# START OF Data for this task
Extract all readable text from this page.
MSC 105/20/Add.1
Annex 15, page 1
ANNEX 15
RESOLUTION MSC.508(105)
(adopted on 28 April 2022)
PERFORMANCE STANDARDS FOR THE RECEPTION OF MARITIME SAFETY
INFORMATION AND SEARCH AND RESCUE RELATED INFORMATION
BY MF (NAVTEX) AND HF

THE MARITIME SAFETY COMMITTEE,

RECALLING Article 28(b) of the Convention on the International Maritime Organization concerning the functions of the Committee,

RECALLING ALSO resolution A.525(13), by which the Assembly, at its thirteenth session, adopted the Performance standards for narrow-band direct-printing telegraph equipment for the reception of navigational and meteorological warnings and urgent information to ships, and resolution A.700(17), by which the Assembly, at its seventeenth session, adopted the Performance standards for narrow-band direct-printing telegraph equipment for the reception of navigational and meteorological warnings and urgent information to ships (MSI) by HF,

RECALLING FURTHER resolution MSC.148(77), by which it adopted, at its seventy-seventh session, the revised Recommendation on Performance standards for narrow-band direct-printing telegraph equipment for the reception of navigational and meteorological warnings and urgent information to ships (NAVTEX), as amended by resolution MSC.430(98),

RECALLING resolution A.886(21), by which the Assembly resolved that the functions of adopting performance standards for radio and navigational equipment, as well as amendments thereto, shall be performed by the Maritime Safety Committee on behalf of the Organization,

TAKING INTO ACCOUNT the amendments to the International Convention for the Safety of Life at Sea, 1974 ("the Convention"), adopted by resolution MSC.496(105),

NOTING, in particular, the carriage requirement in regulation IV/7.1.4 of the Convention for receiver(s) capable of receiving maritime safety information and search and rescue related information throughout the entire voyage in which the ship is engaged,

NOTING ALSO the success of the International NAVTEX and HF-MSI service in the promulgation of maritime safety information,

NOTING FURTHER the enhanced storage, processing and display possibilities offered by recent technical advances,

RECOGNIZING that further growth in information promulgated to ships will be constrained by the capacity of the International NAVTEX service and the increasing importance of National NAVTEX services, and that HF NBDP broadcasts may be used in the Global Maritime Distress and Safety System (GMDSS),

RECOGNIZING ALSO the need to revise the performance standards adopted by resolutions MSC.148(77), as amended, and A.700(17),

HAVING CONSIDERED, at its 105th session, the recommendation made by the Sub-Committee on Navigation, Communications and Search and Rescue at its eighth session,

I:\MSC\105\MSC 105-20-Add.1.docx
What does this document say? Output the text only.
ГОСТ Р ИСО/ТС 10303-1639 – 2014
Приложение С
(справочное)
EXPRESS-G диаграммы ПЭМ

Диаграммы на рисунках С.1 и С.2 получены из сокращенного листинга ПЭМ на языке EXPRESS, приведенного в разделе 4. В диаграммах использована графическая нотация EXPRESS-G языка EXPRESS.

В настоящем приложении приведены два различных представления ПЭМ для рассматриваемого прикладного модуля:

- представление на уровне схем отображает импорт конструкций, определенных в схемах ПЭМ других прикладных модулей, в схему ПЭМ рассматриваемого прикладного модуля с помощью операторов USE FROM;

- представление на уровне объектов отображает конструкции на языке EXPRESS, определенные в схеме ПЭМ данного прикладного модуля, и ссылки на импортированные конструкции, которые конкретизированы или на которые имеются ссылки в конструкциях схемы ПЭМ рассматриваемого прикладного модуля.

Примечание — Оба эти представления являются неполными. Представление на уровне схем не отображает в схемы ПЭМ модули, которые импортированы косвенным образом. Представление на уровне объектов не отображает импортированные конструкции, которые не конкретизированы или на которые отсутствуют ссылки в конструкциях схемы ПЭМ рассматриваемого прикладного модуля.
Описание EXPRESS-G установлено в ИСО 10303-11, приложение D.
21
# END OF Data for this task
# START OF Data for this task
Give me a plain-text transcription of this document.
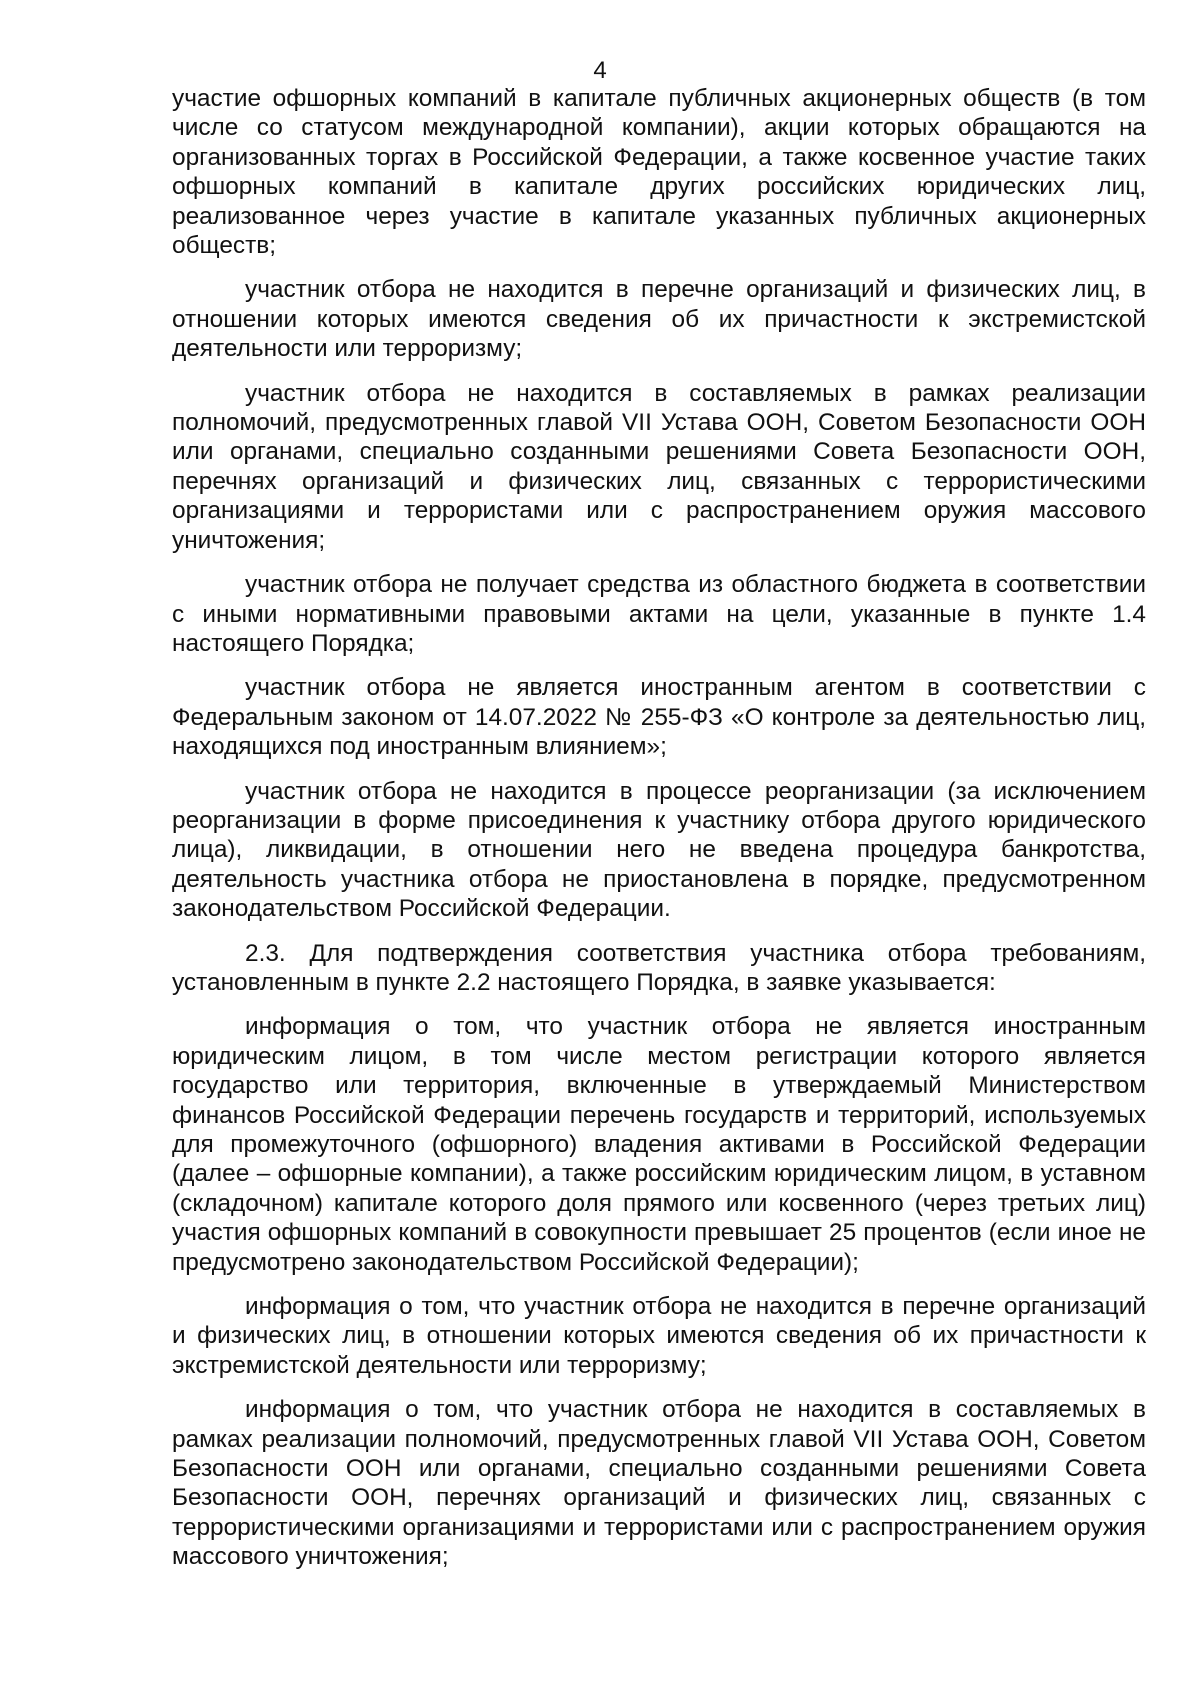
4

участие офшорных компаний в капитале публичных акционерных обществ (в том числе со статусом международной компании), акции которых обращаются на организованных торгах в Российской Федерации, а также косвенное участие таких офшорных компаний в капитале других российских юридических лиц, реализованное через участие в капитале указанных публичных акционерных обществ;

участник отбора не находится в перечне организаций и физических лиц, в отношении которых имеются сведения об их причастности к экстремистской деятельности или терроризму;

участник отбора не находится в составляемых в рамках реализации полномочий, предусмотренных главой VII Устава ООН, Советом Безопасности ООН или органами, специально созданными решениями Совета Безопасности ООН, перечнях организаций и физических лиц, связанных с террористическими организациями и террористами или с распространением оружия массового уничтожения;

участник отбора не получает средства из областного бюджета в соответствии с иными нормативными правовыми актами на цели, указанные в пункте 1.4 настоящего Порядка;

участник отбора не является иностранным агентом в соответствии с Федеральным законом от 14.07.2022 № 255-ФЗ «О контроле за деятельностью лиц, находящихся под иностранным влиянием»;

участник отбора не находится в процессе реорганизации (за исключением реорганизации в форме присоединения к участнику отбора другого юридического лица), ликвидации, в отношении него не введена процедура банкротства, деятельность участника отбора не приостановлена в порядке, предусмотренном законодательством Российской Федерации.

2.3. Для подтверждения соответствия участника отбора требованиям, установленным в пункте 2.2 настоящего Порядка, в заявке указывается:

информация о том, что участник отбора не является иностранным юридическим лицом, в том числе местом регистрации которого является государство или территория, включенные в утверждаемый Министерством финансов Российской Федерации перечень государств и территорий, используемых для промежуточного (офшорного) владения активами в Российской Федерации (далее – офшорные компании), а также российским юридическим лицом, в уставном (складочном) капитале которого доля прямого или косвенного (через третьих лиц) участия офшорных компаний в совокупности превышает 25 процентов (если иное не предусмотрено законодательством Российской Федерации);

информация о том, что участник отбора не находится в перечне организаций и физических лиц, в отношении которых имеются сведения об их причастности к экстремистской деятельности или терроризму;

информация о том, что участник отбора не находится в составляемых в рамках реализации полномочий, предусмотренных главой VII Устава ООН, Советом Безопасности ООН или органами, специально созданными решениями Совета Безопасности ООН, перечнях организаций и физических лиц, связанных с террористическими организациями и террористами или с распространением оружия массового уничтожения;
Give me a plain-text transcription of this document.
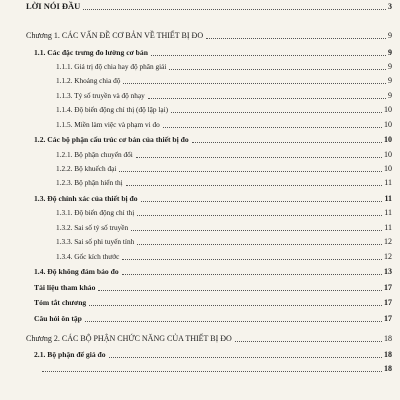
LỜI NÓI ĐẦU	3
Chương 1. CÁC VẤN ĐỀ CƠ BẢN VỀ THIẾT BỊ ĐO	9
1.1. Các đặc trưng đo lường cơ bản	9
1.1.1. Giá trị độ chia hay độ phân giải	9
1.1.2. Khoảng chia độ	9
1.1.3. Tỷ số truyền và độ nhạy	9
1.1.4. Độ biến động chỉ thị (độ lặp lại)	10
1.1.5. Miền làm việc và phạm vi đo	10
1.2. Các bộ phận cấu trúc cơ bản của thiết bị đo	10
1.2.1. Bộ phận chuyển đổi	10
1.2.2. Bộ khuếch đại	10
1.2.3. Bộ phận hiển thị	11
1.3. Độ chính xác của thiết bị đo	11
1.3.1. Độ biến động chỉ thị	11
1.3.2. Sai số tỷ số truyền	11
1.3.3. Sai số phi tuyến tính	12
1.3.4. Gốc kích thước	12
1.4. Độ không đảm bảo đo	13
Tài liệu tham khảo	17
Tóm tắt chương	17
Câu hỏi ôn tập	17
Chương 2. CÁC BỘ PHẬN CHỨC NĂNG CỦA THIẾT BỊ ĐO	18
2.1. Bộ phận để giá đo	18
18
# END OF Data for this task
» Set task: Show all lines from the listing above in which "động" appears.

» Response for this exercise:
1.1.4. Độ biến động chỉ thị (độ lặp lại)	10
1.3.1. Độ biến động chỉ thị	11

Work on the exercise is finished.